• [Task statement]:
Every line of the material is to be quoted verbatim, minus the pictures.

Data records:
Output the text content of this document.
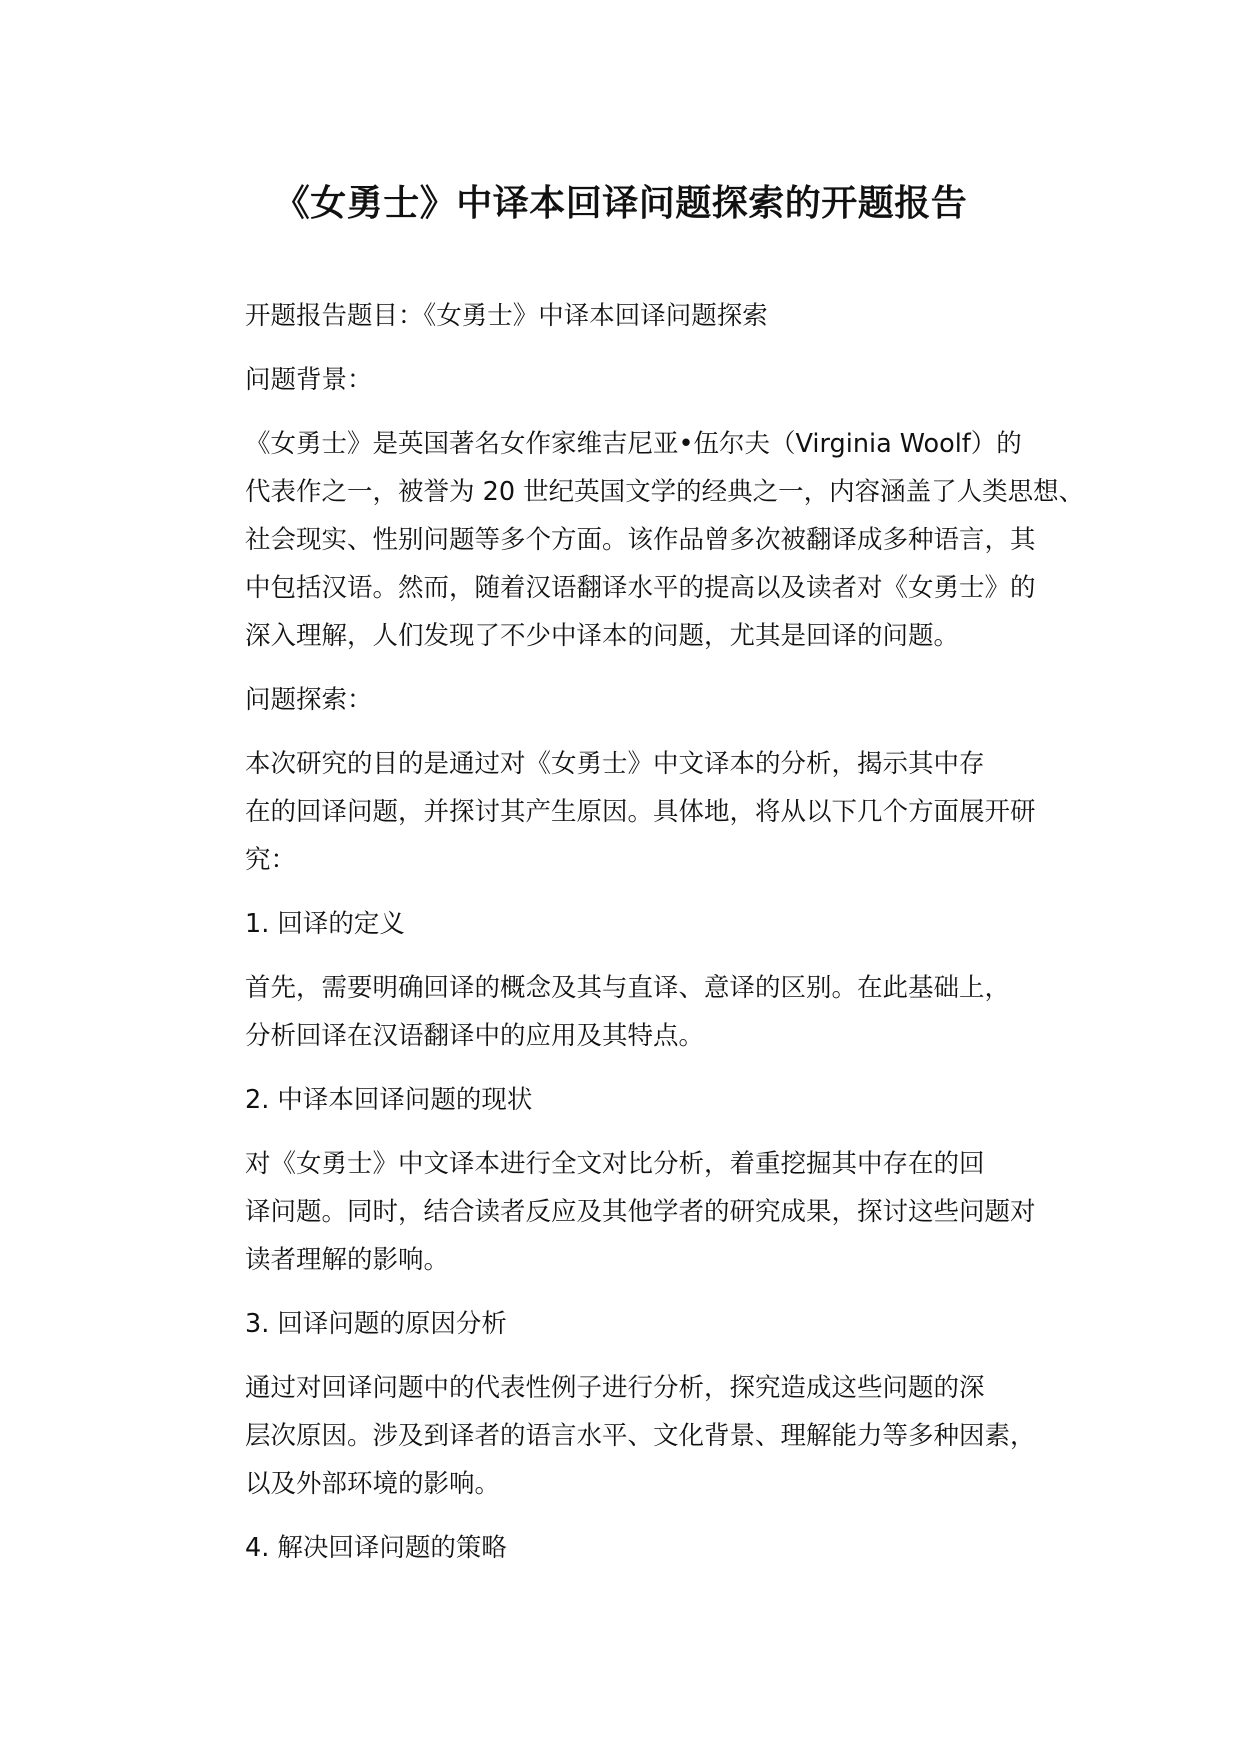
《女勇士》中译本回译问题探索的开题报告

开题报告题目：《女勇士》中译本回译问题探索

问题背景：

《女勇士》是英国著名女作家维吉尼亚•伍尔夫（Virginia Woolf）的
代表作之一，被誉为 20 世纪英国文学的经典之一，内容涵盖了人类思想、
社会现实、性别问题等多个方面。该作品曾多次被翻译成多种语言，其
中包括汉语。然而，随着汉语翻译水平的提高以及读者对《女勇士》的
深入理解，人们发现了不少中译本的问题，尤其是回译的问题。

问题探索：

本次研究的目的是通过对《女勇士》中文译本的分析，揭示其中存
在的回译问题，并探讨其产生原因。具体地，将从以下几个方面展开研
究：

1. 回译的定义

首先，需要明确回译的概念及其与直译、意译的区别。在此基础上，
分析回译在汉语翻译中的应用及其特点。

2. 中译本回译问题的现状

对《女勇士》中文译本进行全文对比分析，着重挖掘其中存在的回
译问题。同时，结合读者反应及其他学者的研究成果，探讨这些问题对
读者理解的影响。

3. 回译问题的原因分析

通过对回译问题中的代表性例子进行分析，探究造成这些问题的深
层次原因。涉及到译者的语言水平、文化背景、理解能力等多种因素，
以及外部环境的影响。

4. 解决回译问题的策略
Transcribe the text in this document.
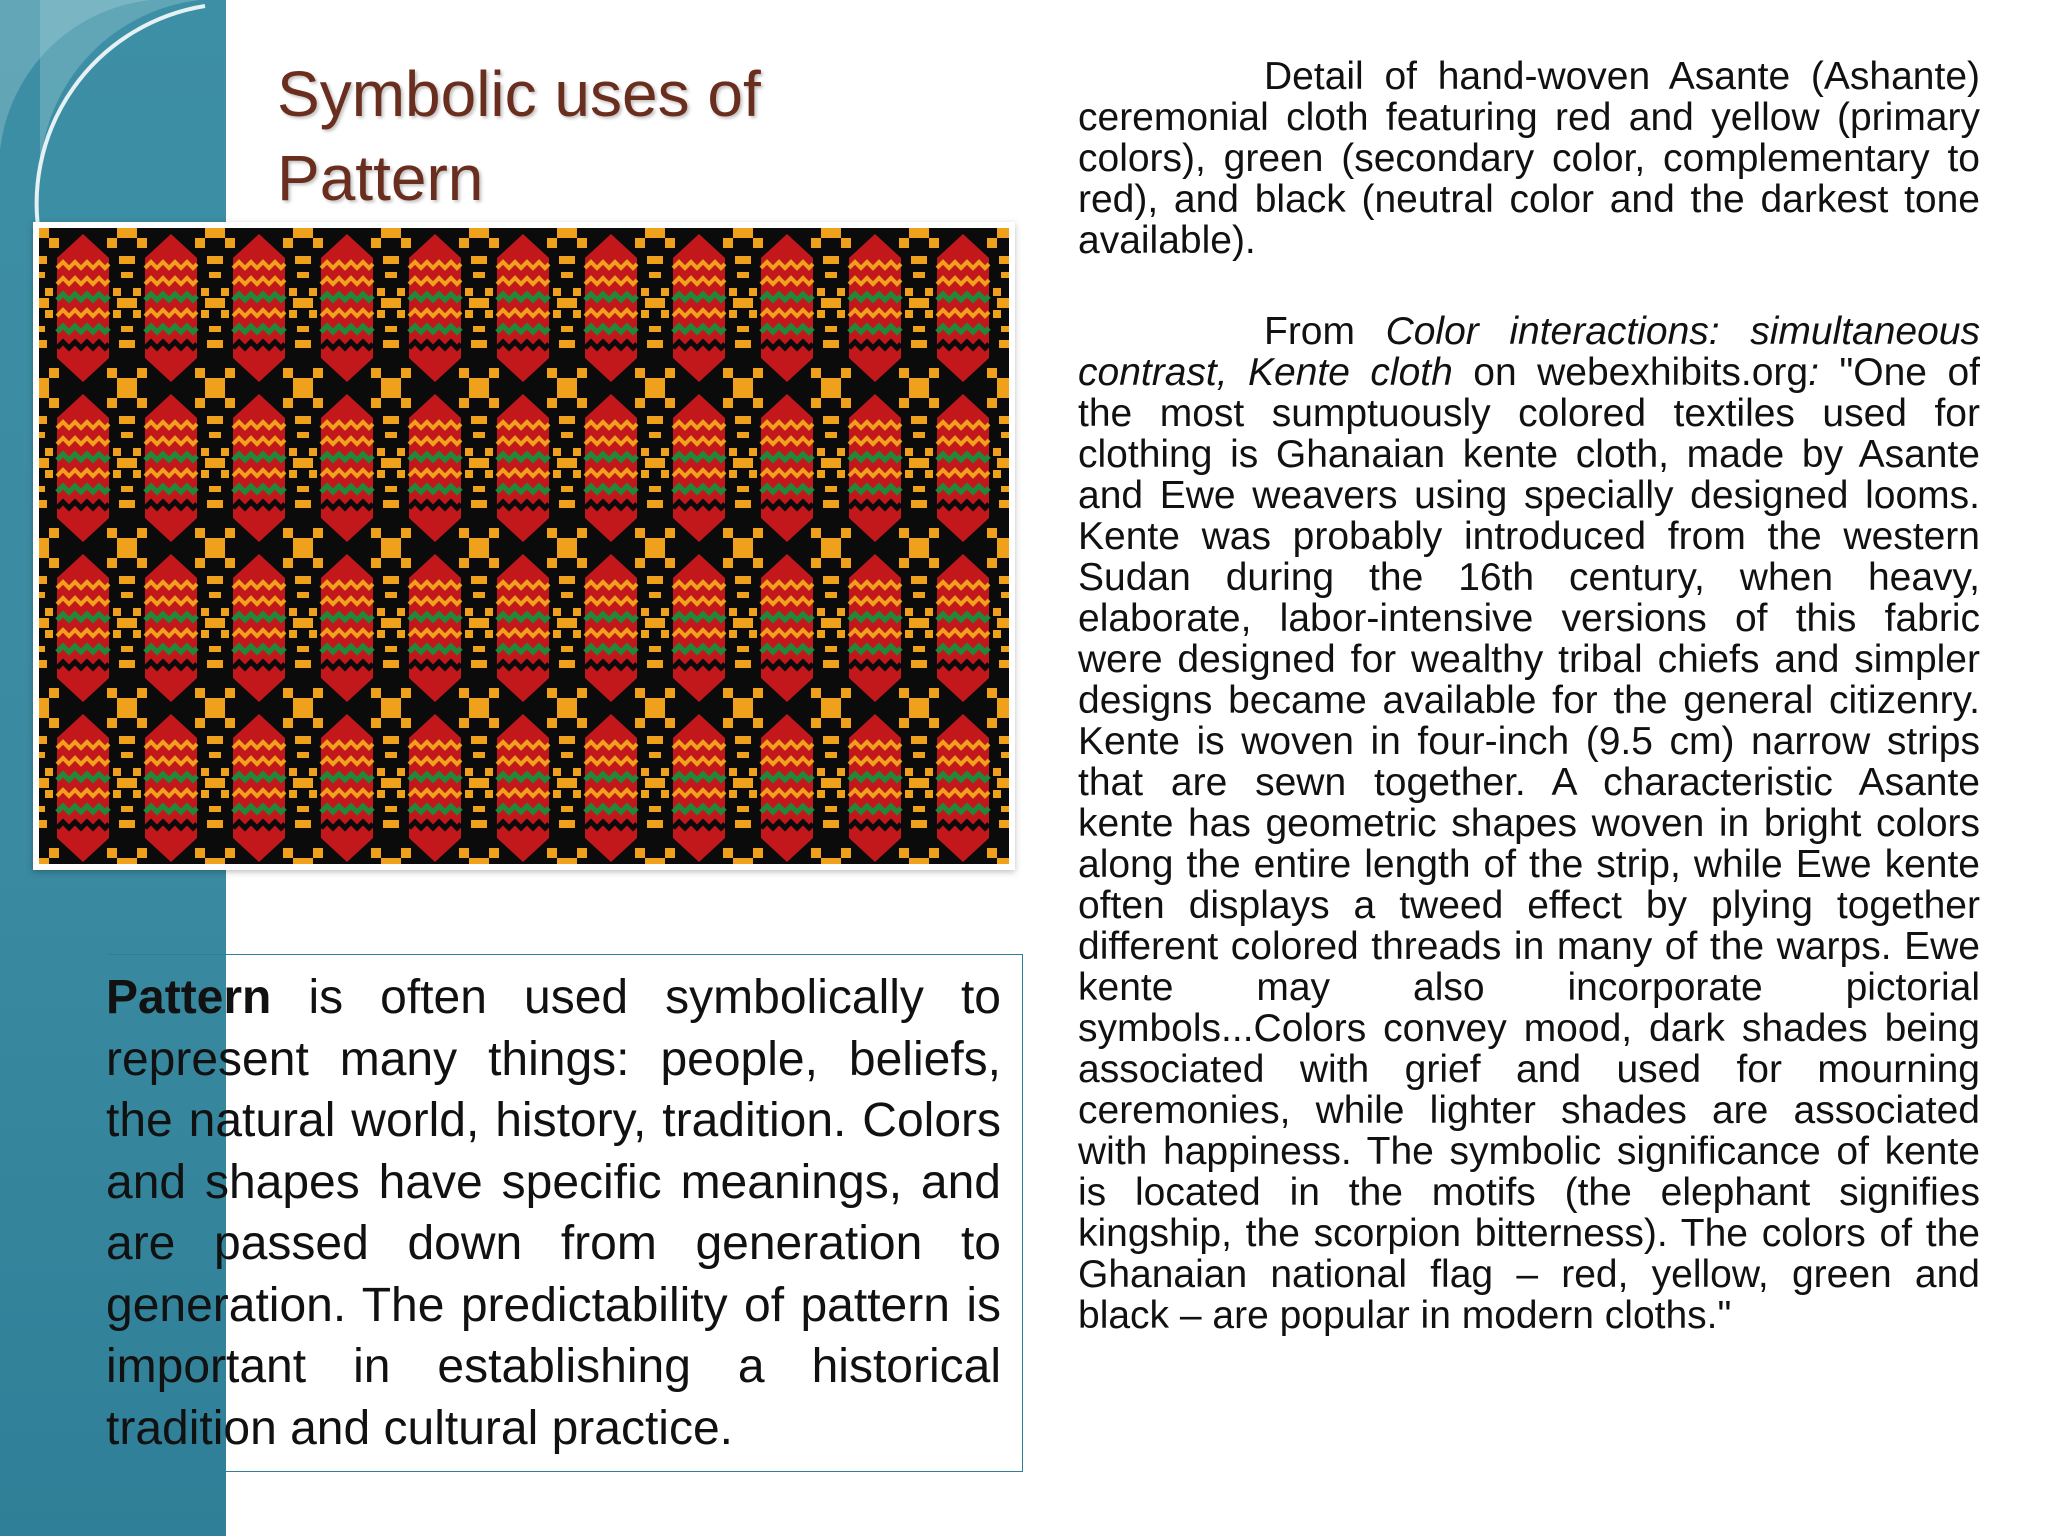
Symbolic uses of Pattern

Detail of hand-woven Asante (Ashante) ceremonial cloth featuring red and yellow (primary colors), green (secondary color, complementary to red), and black (neutral color and the darkest tone available).

From Color interactions: simultaneous contrast, Kente cloth on webexhibits.org: "One of the most sumptuously colored textiles used for clothing is Ghanaian kente cloth, made by Asante and Ewe weavers using specially designed looms. Kente was probably introduced from the western Sudan during the 16th century, when heavy, elaborate, labor-intensive versions of this fabric were designed for wealthy tribal chiefs and simpler designs became available for the general citizenry. Kente is woven in four-inch (9.5 cm) narrow strips that are sewn together. A characteristic Asante kente has geometric shapes woven in bright colors along the entire length of the strip, while Ewe kente often displays a tweed effect by plying together different colored threads in many of the warps. Ewe kente may also incorporate pictorial symbols...Colors convey mood, dark shades being associated with grief and used for mourning ceremonies, while lighter shades are associated with happiness. The symbolic significance of kente is located in the motifs (the elephant signifies kingship, the scorpion bitterness). The colors of the Ghanaian national flag – red, yellow, green and black – are popular in modern cloths."

Pattern is often used symbolically to represent many things: people, beliefs, the natural world, history, tradition. Colors and shapes have specific meanings, and are passed down from generation to generation. The predictability of pattern is important in establishing a historical tradition and cultural practice.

• [Solution]:
Output the text content of this document.
《女勇士》中译本回译问题探索的开题报告

开题报告题目：《女勇士》中译本回译问题探索

问题背景：

《女勇士》是英国著名女作家维吉尼亚•伍尔夫（Virginia Woolf）的
代表作之一，被誉为 20 世纪英国文学的经典之一，内容涵盖了人类思想、
社会现实、性别问题等多个方面。该作品曾多次被翻译成多种语言，其
中包括汉语。然而，随着汉语翻译水平的提高以及读者对《女勇士》的
深入理解，人们发现了不少中译本的问题，尤其是回译的问题。

问题探索：

本次研究的目的是通过对《女勇士》中文译本的分析，揭示其中存
在的回译问题，并探讨其产生原因。具体地，将从以下几个方面展开研
究：

1. 回译的定义

首先，需要明确回译的概念及其与直译、意译的区别。在此基础上，
分析回译在汉语翻译中的应用及其特点。

2. 中译本回译问题的现状

对《女勇士》中文译本进行全文对比分析，着重挖掘其中存在的回
译问题。同时，结合读者反应及其他学者的研究成果，探讨这些问题对
读者理解的影响。

3. 回译问题的原因分析

通过对回译问题中的代表性例子进行分析，探究造成这些问题的深
层次原因。涉及到译者的语言水平、文化背景、理解能力等多种因素，
以及外部环境的影响。

4. 解决回译问题的策略
Transcribe the text in this document.
Symbolic uses of Pattern

Detail of hand-woven Asante (Ashante) ceremonial cloth featuring red and yellow (primary colors), green (secondary color, complementary to red), and black (neutral color and the darkest tone available).

From Color interactions: simultaneous contrast, Kente cloth on webexhibits.org: "One of the most sumptuously colored textiles used for clothing is Ghanaian kente cloth, made by Asante and Ewe weavers using specially designed looms. Kente was probably introduced from the western Sudan during the 16th century, when heavy, elaborate, labor-intensive versions of this fabric were designed for wealthy tribal chiefs and simpler designs became available for the general citizenry. Kente is woven in four-inch (9.5 cm) narrow strips that are sewn together. A characteristic Asante kente has geometric shapes woven in bright colors along the entire length of the strip, while Ewe kente often displays a tweed effect by plying together different colored threads in many of the warps. Ewe kente may also incorporate pictorial symbols...Colors convey mood, dark shades being associated with grief and used for mourning ceremonies, while lighter shades are associated with happiness. The symbolic significance of kente is located in the motifs (the elephant signifies kingship, the scorpion bitterness). The colors of the Ghanaian national flag – red, yellow, green and black – are popular in modern cloths."

Pattern is often used symbolically to represent many things: people, beliefs, the natural world, history, tradition. Colors and shapes have specific meanings, and are passed down from generation to generation. The predictability of pattern is important in establishing a historical tradition and cultural practice.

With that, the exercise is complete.